(Extracted records)
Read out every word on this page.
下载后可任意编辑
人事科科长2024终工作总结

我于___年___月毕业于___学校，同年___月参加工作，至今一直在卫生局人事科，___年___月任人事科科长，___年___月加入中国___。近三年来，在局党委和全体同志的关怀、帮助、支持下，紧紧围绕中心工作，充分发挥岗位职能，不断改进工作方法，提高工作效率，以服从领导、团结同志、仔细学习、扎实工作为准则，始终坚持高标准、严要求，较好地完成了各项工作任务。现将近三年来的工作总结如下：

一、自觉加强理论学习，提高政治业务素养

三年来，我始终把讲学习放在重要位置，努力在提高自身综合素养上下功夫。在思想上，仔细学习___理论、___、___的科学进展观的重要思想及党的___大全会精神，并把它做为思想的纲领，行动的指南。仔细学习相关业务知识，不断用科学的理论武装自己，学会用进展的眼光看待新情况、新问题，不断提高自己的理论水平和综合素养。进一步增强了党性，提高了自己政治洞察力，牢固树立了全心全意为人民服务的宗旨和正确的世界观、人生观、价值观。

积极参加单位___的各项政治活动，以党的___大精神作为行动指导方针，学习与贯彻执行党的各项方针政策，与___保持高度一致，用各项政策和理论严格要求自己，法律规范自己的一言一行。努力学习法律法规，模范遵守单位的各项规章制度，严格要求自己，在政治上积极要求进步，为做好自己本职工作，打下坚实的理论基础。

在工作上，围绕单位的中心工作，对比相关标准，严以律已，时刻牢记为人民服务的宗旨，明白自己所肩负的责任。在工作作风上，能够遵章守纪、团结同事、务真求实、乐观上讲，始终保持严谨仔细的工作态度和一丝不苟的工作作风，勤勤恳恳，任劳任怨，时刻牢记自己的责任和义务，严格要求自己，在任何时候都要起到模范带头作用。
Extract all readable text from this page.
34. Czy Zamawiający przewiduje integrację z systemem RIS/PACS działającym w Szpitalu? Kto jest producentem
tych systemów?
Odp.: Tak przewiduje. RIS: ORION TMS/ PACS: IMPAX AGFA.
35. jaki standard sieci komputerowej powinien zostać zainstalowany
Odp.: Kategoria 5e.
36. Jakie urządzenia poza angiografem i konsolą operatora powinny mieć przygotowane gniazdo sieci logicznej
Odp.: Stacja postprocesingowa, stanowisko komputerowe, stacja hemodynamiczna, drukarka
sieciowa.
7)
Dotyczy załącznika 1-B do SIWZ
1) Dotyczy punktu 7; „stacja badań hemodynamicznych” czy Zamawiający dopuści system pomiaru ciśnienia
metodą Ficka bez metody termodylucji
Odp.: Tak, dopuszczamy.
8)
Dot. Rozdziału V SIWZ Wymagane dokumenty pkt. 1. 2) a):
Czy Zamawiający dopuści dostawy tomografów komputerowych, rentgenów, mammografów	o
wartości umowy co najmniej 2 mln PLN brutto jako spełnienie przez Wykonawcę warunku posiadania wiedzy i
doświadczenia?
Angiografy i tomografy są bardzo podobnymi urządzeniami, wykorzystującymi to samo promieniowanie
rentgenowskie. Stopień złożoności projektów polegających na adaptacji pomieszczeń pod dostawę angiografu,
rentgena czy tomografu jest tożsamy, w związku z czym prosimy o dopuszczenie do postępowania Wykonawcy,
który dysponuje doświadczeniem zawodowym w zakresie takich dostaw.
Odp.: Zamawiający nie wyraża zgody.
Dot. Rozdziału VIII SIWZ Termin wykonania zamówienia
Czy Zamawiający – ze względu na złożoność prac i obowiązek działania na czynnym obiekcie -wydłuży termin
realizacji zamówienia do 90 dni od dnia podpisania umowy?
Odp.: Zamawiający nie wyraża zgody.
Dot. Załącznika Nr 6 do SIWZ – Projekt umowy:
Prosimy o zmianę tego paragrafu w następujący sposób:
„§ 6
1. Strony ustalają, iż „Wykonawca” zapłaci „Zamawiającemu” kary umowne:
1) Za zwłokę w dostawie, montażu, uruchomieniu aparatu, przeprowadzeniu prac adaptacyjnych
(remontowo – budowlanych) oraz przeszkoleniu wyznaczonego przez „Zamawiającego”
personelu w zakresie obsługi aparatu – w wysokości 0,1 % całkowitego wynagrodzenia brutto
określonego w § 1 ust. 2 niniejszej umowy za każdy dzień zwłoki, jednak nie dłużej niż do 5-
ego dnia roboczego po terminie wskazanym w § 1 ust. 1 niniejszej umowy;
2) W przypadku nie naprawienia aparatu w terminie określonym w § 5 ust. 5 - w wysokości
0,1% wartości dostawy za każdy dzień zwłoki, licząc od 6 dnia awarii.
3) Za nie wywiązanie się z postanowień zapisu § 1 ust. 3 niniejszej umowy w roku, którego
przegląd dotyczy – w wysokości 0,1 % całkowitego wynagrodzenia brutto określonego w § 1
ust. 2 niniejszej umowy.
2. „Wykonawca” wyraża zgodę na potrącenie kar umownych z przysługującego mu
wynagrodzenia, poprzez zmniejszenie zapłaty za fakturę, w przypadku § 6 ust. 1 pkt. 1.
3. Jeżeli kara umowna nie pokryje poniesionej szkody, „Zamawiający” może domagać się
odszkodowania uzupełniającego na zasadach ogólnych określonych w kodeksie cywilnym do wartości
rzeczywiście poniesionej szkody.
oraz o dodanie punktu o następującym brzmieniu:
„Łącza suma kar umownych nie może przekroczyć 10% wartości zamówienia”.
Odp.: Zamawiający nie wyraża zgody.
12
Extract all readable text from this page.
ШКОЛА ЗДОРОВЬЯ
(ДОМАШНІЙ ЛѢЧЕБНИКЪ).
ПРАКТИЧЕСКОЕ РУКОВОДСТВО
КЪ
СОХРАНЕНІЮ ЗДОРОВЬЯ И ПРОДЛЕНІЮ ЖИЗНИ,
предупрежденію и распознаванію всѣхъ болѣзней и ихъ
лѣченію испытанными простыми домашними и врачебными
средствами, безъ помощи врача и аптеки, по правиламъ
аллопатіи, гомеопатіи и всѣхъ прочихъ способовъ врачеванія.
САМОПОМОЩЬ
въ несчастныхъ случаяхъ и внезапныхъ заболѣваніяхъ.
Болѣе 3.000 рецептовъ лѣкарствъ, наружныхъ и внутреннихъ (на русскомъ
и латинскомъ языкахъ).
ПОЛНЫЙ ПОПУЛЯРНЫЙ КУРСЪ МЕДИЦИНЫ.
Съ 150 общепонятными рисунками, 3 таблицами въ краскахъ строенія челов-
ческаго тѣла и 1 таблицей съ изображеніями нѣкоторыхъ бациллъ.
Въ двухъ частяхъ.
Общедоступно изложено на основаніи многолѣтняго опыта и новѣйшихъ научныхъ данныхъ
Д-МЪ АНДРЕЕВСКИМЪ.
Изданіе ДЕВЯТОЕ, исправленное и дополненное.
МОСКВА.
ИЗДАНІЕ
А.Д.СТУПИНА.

Directions. Output the data above exactly, please, line for line.

Response to this task.
Read out every word on this page.
下载后可任意编辑
人事科科长2024终工作总结

我于___年___月毕业于___学校，同年___月参加工作，至今一直在卫生局人事科，___年___月任人事科科长，___年___月加入中国___。近三年来，在局党委和全体同志的关怀、帮助、支持下，紧紧围绕中心工作，充分发挥岗位职能，不断改进工作方法，提高工作效率，以服从领导、团结同志、仔细学习、扎实工作为准则，始终坚持高标准、严要求，较好地完成了各项工作任务。现将近三年来的工作总结如下：

一、自觉加强理论学习，提高政治业务素养

三年来，我始终把讲学习放在重要位置，努力在提高自身综合素养上下功夫。在思想上，仔细学习___理论、___、___的科学进展观的重要思想及党的___大全会精神，并把它做为思想的纲领，行动的指南。仔细学习相关业务知识，不断用科学的理论武装自己，学会用进展的眼光看待新情况、新问题，不断提高自己的理论水平和综合素养。进一步增强了党性，提高了自己政治洞察力，牢固树立了全心全意为人民服务的宗旨和正确的世界观、人生观、价值观。

积极参加单位___的各项政治活动，以党的___大精神作为行动指导方针，学习与贯彻执行党的各项方针政策，与___保持高度一致，用各项政策和理论严格要求自己，法律规范自己的一言一行。努力学习法律法规，模范遵守单位的各项规章制度，严格要求自己，在政治上积极要求进步，为做好自己本职工作，打下坚实的理论基础。

在工作上，围绕单位的中心工作，对比相关标准，严以律已，时刻牢记为人民服务的宗旨，明白自己所肩负的责任。在工作作风上，能够遵章守纪、团结同事、务真求实、乐观上讲，始终保持严谨仔细的工作态度和一丝不苟的工作作风，勤勤恳恳，任劳任怨，时刻牢记自己的责任和义务，严格要求自己，在任何时候都要起到模范带头作用。
Extract all readable text from this page.
34. Czy Zamawiający przewiduje integrację z systemem RIS/PACS działającym w Szpitalu? Kto jest producentem
tych systemów?
Odp.: Tak przewiduje. RIS: ORION TMS/ PACS: IMPAX AGFA.
35. jaki standard sieci komputerowej powinien zostać zainstalowany
Odp.: Kategoria 5e.
36. Jakie urządzenia poza angiografem i konsolą operatora powinny mieć przygotowane gniazdo sieci logicznej
Odp.: Stacja postprocesingowa, stanowisko komputerowe, stacja hemodynamiczna, drukarka
sieciowa.
7)
Dotyczy załącznika 1-B do SIWZ
1) Dotyczy punktu 7; „stacja badań hemodynamicznych” czy Zamawiający dopuści system pomiaru ciśnienia
metodą Ficka bez metody termodylucji
Odp.: Tak, dopuszczamy.
8)
Dot. Rozdziału V SIWZ Wymagane dokumenty pkt. 1. 2) a):
Czy Zamawiający dopuści dostawy tomografów komputerowych, rentgenów, mammografów	o
wartości umowy co najmniej 2 mln PLN brutto jako spełnienie przez Wykonawcę warunku posiadania wiedzy i
doświadczenia?
Angiografy i tomografy są bardzo podobnymi urządzeniami, wykorzystującymi to samo promieniowanie
rentgenowskie. Stopień złożoności projektów polegających na adaptacji pomieszczeń pod dostawę angiografu,
rentgena czy tomografu jest tożsamy, w związku z czym prosimy o dopuszczenie do postępowania Wykonawcy,
który dysponuje doświadczeniem zawodowym w zakresie takich dostaw.
Odp.: Zamawiający nie wyraża zgody.
Dot. Rozdziału VIII SIWZ Termin wykonania zamówienia
Czy Zamawiający – ze względu na złożoność prac i obowiązek działania na czynnym obiekcie -wydłuży termin
realizacji zamówienia do 90 dni od dnia podpisania umowy?
Odp.: Zamawiający nie wyraża zgody.
Dot. Załącznika Nr 6 do SIWZ – Projekt umowy:
Prosimy o zmianę tego paragrafu w następujący sposób:
„§ 6
1. Strony ustalają, iż „Wykonawca” zapłaci „Zamawiającemu” kary umowne:
1) Za zwłokę w dostawie, montażu, uruchomieniu aparatu, przeprowadzeniu prac adaptacyjnych
(remontowo – budowlanych) oraz przeszkoleniu wyznaczonego przez „Zamawiającego”
personelu w zakresie obsługi aparatu – w wysokości 0,1 % całkowitego wynagrodzenia brutto
określonego w § 1 ust. 2 niniejszej umowy za każdy dzień zwłoki, jednak nie dłużej niż do 5-
ego dnia roboczego po terminie wskazanym w § 1 ust. 1 niniejszej umowy;
2) W przypadku nie naprawienia aparatu w terminie określonym w § 5 ust. 5 - w wysokości
0,1% wartości dostawy za każdy dzień zwłoki, licząc od 6 dnia awarii.
3) Za nie wywiązanie się z postanowień zapisu § 1 ust. 3 niniejszej umowy w roku, którego
przegląd dotyczy – w wysokości 0,1 % całkowitego wynagrodzenia brutto określonego w § 1
ust. 2 niniejszej umowy.
2. „Wykonawca” wyraża zgodę na potrącenie kar umownych z przysługującego mu
wynagrodzenia, poprzez zmniejszenie zapłaty za fakturę, w przypadku § 6 ust. 1 pkt. 1.
3. Jeżeli kara umowna nie pokryje poniesionej szkody, „Zamawiający” może domagać się
odszkodowania uzupełniającego na zasadach ogólnych określonych w kodeksie cywilnym do wartości
rzeczywiście poniesionej szkody.
oraz o dodanie punktu o następującym brzmieniu:
„Łącza suma kar umownych nie może przekroczyć 10% wartości zamówienia”.
Odp.: Zamawiający nie wyraża zgody.
12
Extract all readable text from this page.
ШКОЛА ЗДОРОВЬЯ
(ДОМАШНІЙ ЛѢЧЕБНИКЪ).
ПРАКТИЧЕСКОЕ РУКОВОДСТВО
КЪ
СОХРАНЕНІЮ ЗДОРОВЬЯ И ПРОДЛЕНІЮ ЖИЗНИ,
предупрежденію и распознаванію всѣхъ болѣзней и ихъ
лѣченію испытанными простыми домашними и врачебными
средствами, безъ помощи врача и аптеки, по правиламъ
аллопатіи, гомеопатіи и всѣхъ прочихъ способовъ врачеванія.
САМОПОМОЩЬ
въ несчастныхъ случаяхъ и внезапныхъ заболѣваніяхъ.
Болѣе 3.000 рецептовъ лѣкарствъ, наружныхъ и внутреннихъ (на русскомъ
и латинскомъ языкахъ).
ПОЛНЫЙ ПОПУЛЯРНЫЙ КУРСЪ МЕДИЦИНЫ.
Съ 150 общепонятными рисунками, 3 таблицами въ краскахъ строенія челов-
ческаго тѣла и 1 таблицей съ изображеніями нѣкоторыхъ бациллъ.
Въ двухъ частяхъ.
Общедоступно изложено на основаніи многолѣтняго опыта и новѣйшихъ научныхъ данныхъ
Д-МЪ АНДРЕЕВСКИМЪ.
Изданіе ДЕВЯТОЕ, исправленное и дополненное.
МОСКВА.
ИЗДАНІЕ
А.Д.СТУПИНА.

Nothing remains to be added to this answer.